Source records
########
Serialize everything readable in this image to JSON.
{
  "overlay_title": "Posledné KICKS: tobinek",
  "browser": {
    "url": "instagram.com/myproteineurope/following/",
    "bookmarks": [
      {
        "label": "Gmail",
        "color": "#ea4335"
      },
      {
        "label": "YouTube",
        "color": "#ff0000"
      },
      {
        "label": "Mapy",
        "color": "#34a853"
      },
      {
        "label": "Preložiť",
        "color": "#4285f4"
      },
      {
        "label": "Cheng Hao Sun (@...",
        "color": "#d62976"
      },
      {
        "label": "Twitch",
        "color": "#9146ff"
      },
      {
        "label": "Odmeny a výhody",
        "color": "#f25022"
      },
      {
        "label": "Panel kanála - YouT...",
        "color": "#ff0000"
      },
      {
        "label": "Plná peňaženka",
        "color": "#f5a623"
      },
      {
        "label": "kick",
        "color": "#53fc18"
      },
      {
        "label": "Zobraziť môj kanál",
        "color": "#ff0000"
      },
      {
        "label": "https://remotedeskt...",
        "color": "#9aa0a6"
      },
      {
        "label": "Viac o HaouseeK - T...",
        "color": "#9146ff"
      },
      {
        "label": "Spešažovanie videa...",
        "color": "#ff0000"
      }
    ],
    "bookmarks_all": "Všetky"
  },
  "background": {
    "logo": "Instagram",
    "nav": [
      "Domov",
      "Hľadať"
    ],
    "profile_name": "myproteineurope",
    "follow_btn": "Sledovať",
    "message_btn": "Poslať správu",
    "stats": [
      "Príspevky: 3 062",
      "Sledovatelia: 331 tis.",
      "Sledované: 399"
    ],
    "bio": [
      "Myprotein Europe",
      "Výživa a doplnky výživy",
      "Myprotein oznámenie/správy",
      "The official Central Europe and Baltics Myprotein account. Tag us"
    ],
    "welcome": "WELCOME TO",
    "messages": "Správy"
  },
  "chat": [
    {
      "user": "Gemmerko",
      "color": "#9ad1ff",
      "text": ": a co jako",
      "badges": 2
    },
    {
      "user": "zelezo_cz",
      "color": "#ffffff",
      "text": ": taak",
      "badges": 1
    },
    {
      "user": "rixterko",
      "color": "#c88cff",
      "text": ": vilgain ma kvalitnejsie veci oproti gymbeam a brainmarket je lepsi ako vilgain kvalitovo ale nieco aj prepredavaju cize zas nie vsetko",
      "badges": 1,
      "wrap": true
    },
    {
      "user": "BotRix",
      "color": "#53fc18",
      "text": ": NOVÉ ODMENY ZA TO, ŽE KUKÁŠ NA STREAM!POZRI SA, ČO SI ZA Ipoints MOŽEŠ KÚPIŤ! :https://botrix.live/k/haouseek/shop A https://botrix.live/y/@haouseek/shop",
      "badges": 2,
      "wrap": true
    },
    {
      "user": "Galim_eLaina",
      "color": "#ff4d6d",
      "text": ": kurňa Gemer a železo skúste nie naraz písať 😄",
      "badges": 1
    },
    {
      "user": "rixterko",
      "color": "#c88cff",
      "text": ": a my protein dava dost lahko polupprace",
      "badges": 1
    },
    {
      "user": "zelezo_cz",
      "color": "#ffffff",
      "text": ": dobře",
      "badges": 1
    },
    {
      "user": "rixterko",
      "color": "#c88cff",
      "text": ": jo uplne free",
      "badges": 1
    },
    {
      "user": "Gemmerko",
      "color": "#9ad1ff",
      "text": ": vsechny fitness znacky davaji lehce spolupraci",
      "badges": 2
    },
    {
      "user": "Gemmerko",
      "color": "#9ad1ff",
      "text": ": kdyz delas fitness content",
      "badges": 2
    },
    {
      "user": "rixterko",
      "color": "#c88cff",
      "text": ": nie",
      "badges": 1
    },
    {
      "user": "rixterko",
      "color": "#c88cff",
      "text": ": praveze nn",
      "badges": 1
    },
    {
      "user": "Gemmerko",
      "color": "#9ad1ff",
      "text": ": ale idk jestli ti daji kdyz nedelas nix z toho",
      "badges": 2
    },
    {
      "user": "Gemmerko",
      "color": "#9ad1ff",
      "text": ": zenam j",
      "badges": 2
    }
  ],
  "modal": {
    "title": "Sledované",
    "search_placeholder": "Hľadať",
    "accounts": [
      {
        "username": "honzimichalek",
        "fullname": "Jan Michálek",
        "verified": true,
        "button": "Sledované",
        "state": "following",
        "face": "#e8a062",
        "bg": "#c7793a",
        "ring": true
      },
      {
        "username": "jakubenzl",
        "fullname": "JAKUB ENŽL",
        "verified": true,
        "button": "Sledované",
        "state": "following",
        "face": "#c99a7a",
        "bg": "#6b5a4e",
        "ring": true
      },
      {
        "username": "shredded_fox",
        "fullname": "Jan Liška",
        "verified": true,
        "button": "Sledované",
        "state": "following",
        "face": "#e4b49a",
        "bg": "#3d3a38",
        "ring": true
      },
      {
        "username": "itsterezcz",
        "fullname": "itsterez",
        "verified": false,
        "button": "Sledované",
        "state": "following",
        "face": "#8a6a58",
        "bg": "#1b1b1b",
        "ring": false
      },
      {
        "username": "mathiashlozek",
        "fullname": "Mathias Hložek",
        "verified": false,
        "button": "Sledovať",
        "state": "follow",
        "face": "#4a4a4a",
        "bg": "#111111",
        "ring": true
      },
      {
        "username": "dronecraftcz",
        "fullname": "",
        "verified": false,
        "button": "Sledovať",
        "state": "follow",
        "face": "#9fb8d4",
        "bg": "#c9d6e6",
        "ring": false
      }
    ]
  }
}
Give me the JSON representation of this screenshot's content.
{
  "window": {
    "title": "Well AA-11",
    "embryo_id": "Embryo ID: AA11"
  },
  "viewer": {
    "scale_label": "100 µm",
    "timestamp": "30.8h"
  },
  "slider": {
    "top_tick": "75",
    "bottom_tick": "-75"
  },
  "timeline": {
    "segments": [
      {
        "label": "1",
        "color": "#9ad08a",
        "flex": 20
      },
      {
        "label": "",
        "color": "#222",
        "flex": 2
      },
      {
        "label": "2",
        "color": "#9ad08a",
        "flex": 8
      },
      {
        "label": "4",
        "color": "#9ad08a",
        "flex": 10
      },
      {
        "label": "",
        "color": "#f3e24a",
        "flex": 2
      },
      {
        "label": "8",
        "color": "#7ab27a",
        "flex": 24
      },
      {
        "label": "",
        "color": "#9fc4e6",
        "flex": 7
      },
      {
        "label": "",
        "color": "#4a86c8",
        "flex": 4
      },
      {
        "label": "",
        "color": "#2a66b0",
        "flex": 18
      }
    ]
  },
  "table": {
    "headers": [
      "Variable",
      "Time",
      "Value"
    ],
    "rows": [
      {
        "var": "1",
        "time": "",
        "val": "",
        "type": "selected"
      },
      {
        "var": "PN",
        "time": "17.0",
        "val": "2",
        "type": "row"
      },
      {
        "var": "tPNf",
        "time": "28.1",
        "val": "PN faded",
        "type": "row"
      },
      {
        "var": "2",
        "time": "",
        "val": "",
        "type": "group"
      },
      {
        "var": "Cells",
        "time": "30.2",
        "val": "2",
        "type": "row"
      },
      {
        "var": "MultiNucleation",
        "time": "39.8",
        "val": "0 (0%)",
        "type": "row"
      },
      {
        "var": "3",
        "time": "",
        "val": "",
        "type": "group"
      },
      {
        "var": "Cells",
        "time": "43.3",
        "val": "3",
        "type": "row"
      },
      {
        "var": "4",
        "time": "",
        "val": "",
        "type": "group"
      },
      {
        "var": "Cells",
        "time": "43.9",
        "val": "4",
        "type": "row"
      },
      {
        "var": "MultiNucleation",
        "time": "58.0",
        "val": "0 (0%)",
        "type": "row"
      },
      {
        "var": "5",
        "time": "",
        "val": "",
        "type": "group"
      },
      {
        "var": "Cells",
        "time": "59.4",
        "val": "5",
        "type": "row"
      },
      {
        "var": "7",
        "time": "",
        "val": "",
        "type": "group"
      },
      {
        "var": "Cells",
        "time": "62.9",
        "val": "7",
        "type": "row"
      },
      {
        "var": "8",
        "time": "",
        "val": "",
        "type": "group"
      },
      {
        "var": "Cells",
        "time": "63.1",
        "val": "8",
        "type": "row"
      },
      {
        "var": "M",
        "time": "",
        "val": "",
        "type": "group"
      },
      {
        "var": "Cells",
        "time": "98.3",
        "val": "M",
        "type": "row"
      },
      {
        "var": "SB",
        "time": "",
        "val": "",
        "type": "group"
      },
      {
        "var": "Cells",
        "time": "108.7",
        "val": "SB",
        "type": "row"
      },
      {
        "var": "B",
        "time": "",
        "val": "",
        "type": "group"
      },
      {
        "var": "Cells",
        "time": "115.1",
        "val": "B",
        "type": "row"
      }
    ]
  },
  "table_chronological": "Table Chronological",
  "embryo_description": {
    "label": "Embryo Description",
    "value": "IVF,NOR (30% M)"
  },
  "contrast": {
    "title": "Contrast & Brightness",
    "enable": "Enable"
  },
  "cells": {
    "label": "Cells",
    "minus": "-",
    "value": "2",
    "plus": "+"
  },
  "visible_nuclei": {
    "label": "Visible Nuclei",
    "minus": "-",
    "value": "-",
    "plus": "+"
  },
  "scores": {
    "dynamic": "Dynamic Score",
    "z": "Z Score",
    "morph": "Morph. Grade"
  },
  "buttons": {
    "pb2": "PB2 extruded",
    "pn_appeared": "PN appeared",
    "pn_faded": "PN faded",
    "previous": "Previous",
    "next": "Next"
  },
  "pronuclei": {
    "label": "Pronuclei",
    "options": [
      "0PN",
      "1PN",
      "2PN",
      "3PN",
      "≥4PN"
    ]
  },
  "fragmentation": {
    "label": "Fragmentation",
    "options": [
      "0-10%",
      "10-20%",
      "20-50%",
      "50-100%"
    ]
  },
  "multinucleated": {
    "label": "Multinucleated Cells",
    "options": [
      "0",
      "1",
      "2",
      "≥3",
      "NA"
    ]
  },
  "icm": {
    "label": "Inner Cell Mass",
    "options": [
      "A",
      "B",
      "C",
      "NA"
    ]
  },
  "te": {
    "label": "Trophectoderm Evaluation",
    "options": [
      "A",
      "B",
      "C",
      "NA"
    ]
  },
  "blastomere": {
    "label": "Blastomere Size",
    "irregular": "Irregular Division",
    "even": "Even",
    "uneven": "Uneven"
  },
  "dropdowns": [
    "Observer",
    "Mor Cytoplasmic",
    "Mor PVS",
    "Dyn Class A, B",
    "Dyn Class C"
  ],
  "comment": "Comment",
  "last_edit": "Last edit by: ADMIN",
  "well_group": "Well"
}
########
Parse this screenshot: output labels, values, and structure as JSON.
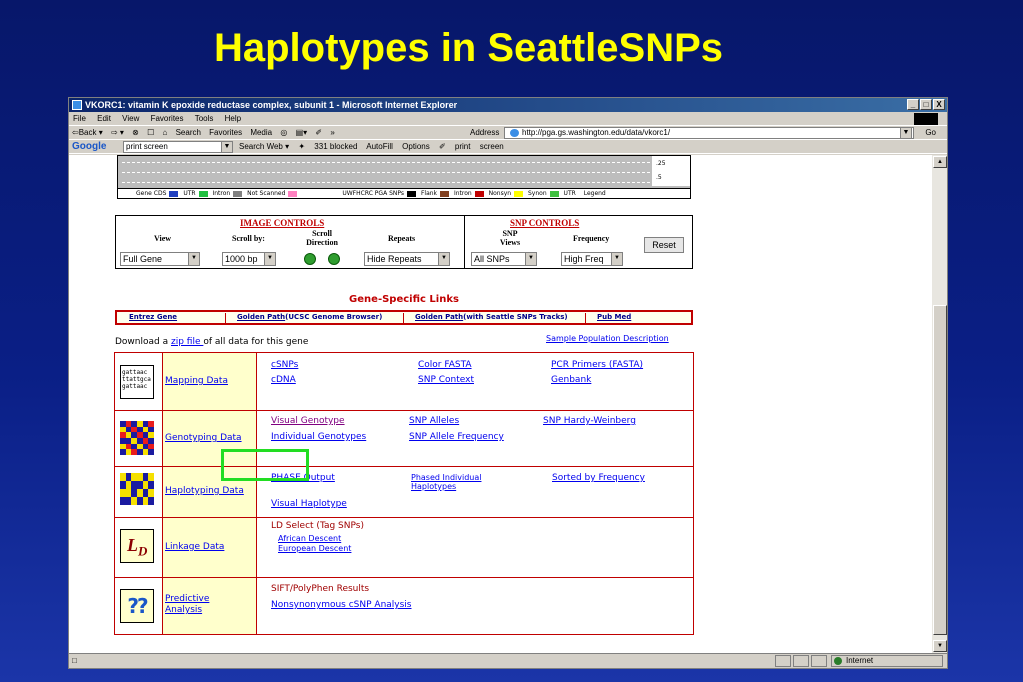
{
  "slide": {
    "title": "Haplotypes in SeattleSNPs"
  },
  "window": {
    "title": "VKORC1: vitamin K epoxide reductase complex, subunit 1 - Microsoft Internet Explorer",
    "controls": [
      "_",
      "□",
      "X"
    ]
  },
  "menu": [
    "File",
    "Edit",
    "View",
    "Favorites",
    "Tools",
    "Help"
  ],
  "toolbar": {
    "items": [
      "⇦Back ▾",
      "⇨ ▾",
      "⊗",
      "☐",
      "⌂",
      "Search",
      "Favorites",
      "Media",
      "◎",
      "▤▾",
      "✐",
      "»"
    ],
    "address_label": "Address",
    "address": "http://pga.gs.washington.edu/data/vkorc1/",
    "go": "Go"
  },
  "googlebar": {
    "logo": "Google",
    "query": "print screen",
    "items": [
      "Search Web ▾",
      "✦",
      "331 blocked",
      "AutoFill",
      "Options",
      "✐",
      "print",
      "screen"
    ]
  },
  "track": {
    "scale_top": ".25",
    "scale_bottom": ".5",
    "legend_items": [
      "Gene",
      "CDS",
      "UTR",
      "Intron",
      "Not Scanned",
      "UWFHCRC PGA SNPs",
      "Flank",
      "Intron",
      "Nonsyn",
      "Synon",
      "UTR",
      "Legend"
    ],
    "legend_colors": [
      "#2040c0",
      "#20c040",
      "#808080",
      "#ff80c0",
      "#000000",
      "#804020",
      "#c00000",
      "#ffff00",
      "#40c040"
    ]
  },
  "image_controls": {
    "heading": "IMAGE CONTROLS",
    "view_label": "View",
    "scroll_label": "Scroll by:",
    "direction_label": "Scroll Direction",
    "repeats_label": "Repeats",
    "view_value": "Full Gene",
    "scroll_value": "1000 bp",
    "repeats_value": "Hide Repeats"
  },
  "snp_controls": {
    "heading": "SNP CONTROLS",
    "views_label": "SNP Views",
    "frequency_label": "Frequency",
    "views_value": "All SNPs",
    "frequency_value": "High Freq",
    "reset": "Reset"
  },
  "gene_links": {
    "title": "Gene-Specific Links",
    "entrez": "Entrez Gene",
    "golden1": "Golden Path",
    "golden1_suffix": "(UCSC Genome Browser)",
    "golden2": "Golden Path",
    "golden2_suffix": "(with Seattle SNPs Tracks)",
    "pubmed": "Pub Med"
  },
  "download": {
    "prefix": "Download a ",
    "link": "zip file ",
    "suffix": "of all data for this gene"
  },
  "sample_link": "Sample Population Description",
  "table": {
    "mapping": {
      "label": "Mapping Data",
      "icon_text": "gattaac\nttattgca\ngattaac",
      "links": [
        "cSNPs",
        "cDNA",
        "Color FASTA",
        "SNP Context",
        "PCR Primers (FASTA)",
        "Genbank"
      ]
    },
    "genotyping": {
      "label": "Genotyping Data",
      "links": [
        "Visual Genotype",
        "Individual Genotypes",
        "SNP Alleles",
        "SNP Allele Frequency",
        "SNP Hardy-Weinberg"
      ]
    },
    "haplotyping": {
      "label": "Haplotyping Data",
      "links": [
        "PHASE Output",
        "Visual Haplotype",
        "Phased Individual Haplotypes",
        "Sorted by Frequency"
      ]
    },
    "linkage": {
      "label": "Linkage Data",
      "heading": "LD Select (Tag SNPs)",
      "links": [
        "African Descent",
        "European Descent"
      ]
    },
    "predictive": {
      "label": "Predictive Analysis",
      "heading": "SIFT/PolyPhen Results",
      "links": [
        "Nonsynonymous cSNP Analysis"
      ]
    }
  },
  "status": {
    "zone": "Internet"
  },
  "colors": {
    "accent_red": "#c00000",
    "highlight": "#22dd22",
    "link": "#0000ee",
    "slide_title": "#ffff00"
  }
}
########
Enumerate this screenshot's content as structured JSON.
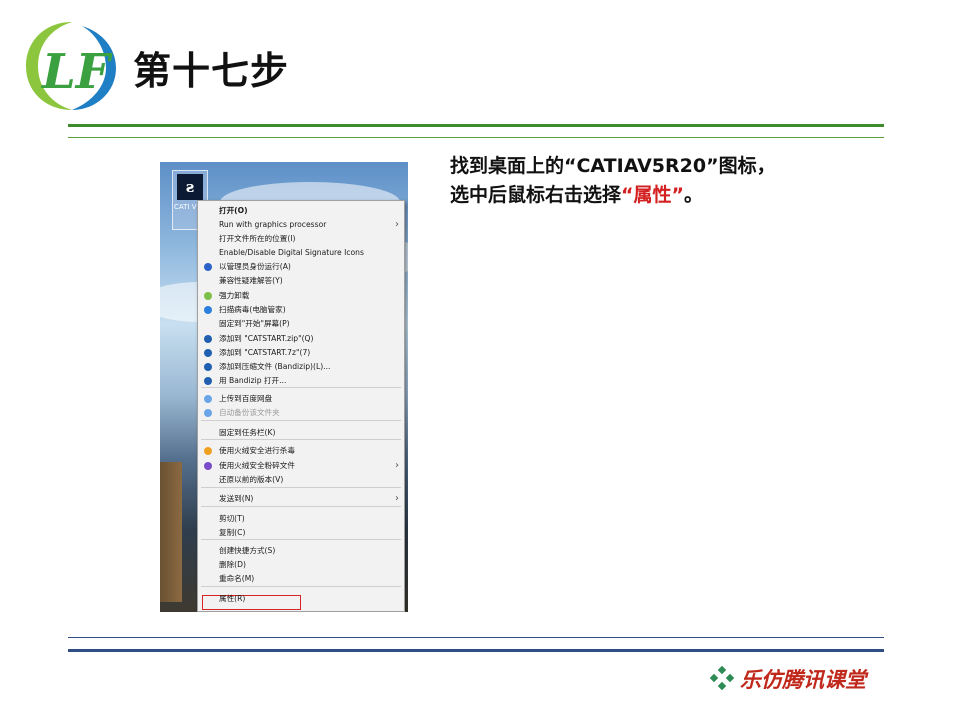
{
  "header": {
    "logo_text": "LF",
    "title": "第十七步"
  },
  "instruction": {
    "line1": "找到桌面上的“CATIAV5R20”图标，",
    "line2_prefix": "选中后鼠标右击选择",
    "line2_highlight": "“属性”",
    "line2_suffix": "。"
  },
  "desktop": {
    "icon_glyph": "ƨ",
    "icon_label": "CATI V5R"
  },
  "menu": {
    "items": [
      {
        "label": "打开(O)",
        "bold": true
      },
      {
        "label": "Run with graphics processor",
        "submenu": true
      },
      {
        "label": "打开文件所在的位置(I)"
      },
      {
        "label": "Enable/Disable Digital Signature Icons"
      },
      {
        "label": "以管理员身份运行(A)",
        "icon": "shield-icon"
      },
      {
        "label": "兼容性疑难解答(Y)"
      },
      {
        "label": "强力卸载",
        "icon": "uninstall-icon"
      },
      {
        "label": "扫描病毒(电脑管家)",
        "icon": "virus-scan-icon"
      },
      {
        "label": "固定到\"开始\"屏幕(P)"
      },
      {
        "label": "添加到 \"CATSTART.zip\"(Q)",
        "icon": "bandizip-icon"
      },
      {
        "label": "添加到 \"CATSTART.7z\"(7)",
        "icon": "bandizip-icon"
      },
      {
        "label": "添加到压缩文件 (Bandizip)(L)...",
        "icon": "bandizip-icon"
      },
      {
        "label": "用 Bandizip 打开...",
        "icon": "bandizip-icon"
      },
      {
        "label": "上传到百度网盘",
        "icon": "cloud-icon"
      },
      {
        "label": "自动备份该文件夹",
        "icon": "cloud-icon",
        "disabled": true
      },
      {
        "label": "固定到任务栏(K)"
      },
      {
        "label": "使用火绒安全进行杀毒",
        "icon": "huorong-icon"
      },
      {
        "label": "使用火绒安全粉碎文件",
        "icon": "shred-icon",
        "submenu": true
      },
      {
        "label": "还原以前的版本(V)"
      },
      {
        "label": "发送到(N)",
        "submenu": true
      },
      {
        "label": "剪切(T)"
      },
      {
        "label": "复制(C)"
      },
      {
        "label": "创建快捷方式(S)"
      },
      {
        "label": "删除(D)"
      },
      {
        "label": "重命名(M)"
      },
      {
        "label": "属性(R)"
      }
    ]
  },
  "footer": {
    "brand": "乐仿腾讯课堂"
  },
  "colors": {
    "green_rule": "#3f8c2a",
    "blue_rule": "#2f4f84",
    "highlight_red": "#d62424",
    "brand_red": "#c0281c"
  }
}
########
● **To do**: In the records above, find each line that mentions the word "JSON", and copy it.

● **Expected answer**:
Serialize everything readable in this image to JSON.
Give me the JSON representation of this screenshot's content.
Parse this screenshot: output labels, values, and structure as JSON.
Enumerate this screenshot's content as structured JSON.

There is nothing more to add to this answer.